§ **Textauszug**
'''
Cumhuriyet-Prozess hat begonnen: Vorwürfe absurd

In Istanbul hat am Montag der Prozess gegen 17 Mitarbeiter der regierungskritischen türkischen Zeitung „Cumhuriyet“ begonnen. Ihnen wird Terrorunterstützung vorgeworfen. Die Zeitung nennt das absurd – und vermutet andere Motive hinter der Anklage.

Den Angeklagten drohen laut Internationalem Presse Institut (IPI) insgesamt 43 Jahre Gefängnis. IPI, Reporter ohne Grenzen und andere Menschenrechtsorganisationen beobachten die Verhandlung in Istanbul (derstandard.at).

Die Organisation Reporter ohne Grenzen (RoG) hat den Prozess gegen Mitarbeiter der Zeitung „Cumhuriyet“ als „hanebüchen“ bezeichnet. Das Verfahren sei „an Absurdität nicht zu überbieten, denn was all diese Journalisten verbindet ist, dass sie in erster Linie unabhängig berichtet haben“, sagte der deutsche RoG-Geschäftsführer, Christian Mihr, dem Sender Bayern 2.

Art 10 der Europäischen Menschenrechtskonvention schützt die Meinungsfreiheit und in diesem Zusammenhang auch die Presse- und Rundfunkfreiheit. Die Türkei hat am 22. Juli 2016 zwar erklärt, die Menschenrechtskonvention wegen des verhängten Ausnahmezustandes „auszusetzen“, das bedeutet aber nicht, dass die EMRK in der Türkei deswegen nicht mehr anwendbar ist.

Jeder Vertragsstaat kann im Fall eines Krieges oder eines anderen öffentlichen Notstandes, der das Leben der Nation bedroht, nur insofern von den in der EMRK eingeräumten Grundrechten abweichen, als die Lage dies unbedingt erfordert. Die Türkei befindet sich aber offensichtlich nicht im Krieg, und ein von der Regierung und ihren nibelungentreuen Behörden selbst verursachter Notstand ist kein Grund für eine Aussetzung der Pressefreiheit.

Die Türkei hat mit diesen Verfahren gegen Journalisten – und mit zahlreichen anderen Maßnahmen – den Boden der Europäischen Menschenrechtskonvention längst verlassen.
'''
§ **Extrahiertes Material**
'''
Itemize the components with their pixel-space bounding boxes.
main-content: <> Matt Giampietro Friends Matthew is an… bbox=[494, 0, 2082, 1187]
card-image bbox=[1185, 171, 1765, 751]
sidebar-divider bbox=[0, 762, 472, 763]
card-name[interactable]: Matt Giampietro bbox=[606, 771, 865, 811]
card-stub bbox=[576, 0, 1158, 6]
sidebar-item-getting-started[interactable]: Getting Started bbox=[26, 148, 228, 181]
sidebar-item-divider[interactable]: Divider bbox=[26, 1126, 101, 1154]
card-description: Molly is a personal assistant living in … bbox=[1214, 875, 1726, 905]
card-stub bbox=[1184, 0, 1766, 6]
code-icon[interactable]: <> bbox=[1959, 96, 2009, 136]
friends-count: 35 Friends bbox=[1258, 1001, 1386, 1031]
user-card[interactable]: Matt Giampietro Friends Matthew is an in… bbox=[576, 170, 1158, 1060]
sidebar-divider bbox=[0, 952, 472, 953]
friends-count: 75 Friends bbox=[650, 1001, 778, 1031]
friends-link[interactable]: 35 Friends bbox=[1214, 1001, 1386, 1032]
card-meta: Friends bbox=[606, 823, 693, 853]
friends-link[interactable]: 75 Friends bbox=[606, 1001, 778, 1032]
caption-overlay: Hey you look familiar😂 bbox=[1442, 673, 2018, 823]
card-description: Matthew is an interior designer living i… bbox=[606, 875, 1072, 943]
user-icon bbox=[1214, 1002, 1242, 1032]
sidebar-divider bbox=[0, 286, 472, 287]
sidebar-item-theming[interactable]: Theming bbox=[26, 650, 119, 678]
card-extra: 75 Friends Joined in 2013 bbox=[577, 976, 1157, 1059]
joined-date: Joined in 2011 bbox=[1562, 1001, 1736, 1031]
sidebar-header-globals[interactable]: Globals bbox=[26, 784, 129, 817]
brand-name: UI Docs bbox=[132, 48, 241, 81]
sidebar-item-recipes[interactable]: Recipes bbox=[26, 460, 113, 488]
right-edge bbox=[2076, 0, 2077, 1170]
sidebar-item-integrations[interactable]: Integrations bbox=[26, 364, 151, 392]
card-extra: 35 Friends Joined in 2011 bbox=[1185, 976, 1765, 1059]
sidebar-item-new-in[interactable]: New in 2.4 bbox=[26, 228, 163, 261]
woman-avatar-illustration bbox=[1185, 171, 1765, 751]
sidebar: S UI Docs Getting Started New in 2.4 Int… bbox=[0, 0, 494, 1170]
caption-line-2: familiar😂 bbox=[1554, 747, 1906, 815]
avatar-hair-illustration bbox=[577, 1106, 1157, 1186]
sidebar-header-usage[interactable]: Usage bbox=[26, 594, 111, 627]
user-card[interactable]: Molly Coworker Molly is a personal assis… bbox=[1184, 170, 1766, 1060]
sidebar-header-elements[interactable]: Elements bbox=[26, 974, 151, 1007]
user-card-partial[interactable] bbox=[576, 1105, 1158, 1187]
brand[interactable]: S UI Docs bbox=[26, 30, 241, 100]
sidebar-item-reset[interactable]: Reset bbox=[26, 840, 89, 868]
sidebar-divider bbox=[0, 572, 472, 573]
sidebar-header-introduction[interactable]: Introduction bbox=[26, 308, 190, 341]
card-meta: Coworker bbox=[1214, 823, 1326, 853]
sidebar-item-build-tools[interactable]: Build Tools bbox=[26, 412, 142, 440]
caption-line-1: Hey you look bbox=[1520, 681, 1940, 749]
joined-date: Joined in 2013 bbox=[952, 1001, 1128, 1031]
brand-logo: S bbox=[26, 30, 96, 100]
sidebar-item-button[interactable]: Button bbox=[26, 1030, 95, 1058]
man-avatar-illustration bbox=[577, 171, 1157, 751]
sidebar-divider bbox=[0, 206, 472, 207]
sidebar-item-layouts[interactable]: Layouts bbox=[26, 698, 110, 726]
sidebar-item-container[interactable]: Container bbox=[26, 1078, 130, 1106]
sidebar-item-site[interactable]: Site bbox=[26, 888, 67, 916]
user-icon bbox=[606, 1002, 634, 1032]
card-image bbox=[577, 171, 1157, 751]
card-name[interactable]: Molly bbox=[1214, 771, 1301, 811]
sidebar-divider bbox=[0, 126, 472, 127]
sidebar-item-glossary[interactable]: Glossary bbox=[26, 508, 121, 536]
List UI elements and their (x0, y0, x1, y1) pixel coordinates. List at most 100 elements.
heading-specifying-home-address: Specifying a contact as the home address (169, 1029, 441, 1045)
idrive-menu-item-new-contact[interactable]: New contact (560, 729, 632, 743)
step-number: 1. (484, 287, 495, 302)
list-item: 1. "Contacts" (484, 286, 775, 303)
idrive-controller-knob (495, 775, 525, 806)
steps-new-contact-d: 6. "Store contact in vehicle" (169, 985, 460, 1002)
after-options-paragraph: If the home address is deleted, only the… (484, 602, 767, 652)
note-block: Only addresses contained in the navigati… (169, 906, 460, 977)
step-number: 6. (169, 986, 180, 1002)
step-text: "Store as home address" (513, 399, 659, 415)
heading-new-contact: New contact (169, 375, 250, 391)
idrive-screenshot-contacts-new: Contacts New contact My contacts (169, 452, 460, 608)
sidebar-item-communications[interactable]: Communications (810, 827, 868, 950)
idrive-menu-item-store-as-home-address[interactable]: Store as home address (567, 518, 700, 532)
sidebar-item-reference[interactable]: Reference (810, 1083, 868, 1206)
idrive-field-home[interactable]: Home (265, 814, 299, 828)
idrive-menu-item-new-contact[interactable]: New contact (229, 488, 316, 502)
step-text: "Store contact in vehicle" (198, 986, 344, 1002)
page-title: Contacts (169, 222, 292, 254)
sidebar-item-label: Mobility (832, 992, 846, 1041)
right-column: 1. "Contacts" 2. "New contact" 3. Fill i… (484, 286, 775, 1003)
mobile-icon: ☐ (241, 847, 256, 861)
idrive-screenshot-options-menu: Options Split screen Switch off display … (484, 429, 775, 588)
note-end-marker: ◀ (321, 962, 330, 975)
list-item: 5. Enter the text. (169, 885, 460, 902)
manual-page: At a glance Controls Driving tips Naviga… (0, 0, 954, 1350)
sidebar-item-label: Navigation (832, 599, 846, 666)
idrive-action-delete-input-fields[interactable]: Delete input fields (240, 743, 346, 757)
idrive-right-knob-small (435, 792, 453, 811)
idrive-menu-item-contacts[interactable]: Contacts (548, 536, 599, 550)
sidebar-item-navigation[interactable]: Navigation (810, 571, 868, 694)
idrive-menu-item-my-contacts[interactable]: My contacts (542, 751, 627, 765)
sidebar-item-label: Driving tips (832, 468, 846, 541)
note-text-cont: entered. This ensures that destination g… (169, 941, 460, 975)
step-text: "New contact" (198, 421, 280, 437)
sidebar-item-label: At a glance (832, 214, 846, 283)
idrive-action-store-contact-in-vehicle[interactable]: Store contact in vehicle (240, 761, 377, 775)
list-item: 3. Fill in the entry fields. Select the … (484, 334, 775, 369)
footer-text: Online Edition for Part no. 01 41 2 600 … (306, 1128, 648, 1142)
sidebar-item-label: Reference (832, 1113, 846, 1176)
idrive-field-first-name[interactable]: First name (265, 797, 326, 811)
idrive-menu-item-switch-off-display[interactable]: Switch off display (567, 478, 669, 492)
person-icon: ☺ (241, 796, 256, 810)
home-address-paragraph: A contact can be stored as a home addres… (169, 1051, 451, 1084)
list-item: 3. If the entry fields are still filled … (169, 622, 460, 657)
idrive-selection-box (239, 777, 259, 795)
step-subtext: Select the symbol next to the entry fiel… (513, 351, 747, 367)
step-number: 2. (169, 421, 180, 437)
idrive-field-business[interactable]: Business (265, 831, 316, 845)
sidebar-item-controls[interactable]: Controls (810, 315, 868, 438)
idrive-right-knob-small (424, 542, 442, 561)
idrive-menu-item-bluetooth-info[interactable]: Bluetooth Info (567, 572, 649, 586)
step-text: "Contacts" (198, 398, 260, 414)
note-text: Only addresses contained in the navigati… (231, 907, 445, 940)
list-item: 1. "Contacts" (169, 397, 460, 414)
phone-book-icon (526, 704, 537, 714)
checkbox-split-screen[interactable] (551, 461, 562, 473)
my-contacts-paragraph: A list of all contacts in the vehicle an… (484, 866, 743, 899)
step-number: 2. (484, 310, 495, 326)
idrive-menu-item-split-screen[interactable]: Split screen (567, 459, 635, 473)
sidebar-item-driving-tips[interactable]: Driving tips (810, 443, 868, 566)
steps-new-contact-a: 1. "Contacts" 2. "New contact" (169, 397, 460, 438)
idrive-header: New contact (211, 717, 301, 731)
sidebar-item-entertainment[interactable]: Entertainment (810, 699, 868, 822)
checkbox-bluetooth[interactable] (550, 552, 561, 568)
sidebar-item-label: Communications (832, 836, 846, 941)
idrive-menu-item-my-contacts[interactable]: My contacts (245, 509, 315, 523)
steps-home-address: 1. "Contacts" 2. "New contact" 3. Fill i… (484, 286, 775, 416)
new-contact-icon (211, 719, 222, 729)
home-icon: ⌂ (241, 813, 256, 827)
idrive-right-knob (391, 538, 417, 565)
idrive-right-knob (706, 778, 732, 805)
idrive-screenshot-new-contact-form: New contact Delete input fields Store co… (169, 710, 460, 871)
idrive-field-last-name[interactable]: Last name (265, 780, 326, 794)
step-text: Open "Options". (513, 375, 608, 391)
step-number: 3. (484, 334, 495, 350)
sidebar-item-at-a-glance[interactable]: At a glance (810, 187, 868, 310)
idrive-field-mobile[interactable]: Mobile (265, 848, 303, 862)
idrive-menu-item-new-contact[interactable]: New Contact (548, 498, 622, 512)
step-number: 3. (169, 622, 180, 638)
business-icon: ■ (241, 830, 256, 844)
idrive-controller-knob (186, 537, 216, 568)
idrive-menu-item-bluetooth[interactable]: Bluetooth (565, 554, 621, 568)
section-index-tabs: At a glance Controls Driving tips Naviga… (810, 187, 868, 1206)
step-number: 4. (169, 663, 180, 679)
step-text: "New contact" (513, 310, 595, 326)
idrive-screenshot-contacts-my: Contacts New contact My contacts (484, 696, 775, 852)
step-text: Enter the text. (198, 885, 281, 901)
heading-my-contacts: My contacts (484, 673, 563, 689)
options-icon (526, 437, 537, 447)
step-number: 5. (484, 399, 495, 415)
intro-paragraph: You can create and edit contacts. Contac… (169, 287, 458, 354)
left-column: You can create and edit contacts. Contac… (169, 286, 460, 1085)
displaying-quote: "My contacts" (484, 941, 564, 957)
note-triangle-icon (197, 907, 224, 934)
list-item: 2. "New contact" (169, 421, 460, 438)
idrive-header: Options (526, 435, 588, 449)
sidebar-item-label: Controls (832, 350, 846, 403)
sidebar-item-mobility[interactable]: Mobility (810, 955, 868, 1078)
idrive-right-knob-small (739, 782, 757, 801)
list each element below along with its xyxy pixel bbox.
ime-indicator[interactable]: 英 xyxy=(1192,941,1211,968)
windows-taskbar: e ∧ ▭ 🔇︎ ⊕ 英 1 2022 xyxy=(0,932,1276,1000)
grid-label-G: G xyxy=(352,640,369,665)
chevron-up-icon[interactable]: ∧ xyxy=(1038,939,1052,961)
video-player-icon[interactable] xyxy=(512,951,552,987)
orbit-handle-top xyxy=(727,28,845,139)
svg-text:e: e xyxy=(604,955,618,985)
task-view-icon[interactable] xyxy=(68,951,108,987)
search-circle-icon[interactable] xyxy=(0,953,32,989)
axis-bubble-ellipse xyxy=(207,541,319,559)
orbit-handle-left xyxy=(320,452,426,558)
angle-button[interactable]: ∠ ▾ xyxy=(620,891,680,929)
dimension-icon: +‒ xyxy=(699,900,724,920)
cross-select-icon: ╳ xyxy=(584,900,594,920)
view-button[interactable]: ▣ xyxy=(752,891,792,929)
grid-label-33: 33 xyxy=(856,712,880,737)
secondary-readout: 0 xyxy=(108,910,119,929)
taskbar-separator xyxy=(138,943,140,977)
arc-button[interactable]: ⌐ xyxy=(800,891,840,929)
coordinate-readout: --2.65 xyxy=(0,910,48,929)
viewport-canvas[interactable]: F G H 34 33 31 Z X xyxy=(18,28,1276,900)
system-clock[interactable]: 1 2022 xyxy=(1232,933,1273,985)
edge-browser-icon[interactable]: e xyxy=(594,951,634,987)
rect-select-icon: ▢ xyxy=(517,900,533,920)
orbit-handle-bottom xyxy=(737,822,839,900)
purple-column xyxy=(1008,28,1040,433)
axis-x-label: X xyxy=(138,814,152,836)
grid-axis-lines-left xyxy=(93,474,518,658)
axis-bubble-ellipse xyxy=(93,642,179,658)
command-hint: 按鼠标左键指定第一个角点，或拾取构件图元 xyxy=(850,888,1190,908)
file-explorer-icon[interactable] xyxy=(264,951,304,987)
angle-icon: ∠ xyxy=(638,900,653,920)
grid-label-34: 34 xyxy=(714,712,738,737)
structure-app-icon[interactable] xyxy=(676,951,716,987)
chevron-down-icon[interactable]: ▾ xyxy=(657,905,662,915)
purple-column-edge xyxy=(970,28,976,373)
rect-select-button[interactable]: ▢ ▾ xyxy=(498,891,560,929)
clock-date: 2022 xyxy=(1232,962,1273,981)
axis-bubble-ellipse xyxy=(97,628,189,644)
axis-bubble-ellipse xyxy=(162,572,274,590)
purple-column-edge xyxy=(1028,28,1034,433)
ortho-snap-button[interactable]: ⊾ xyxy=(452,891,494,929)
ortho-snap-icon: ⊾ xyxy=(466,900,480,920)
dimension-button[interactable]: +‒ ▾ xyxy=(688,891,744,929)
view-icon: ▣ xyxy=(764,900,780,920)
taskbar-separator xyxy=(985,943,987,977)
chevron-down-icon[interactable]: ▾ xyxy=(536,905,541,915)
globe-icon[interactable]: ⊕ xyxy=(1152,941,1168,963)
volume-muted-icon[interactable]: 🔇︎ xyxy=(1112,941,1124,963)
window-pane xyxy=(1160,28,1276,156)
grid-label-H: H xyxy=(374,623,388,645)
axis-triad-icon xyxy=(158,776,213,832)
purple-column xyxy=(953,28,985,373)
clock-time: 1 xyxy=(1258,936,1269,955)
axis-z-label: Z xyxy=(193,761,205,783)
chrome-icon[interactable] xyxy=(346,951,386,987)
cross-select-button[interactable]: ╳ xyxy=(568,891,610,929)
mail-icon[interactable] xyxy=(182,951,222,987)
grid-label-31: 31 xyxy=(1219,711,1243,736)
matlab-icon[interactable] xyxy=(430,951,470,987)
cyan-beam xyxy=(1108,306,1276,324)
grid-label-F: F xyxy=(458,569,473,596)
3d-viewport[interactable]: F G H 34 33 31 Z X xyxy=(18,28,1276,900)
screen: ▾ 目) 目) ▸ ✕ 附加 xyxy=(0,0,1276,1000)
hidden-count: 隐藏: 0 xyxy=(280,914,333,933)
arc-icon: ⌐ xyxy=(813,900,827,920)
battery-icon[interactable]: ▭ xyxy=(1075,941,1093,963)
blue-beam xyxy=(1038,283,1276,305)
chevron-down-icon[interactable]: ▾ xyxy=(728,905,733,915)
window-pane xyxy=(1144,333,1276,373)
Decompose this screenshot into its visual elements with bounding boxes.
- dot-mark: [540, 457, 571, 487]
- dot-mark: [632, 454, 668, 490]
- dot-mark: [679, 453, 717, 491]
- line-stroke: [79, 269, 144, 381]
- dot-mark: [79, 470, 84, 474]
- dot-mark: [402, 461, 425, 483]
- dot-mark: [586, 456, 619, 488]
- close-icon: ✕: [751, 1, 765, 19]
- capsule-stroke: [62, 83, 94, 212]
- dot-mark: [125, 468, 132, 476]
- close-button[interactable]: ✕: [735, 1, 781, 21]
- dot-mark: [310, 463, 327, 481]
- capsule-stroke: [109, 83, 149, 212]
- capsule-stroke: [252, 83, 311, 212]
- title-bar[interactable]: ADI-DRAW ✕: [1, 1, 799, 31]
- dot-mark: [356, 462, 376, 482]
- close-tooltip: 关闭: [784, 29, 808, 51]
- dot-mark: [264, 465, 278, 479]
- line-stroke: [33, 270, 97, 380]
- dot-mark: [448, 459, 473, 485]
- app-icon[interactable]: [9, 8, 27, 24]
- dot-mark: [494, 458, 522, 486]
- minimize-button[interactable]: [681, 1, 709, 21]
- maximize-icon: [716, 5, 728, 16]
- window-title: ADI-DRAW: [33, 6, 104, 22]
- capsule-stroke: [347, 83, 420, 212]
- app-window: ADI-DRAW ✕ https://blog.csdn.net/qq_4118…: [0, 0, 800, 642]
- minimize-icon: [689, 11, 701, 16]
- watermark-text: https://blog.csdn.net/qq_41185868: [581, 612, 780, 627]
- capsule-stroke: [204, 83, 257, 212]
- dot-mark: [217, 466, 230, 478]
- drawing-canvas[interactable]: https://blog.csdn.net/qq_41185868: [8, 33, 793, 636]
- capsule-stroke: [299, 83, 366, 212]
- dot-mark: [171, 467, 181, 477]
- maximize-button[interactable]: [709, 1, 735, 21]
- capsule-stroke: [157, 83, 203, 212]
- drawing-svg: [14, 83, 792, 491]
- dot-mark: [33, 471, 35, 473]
'''
§ **Arbeitsauftrag A**
Geben Sie den Artikel über den Cumhuriyet-Prozess zwischen „Den Angeklagten drohen“ und „in Istanbul (derstandard.at).“, einschließlich, wieder und tauschen Sie dabei „Gefängnis“ gegen „Haft“ aus.
§ **Arbeitsauftrag B**
An welchem Datum erklärte die Türkei laut dem Artikel über den Cumhuriyet-Prozess, die Menschenrechtskonvention auszusetzen?

§ **Musterlösung A**
Den Angeklagten drohen laut Internationalem Presse Institut (IPI) insgesamt 43 Jahre Haft. IPI, Reporter ohne Grenzen und andere Menschenrechtsorganisationen beobachten die Verhandlung in Istanbul (derstandard.at).

§ **Musterlösung B**
Am 22. Juli 2016.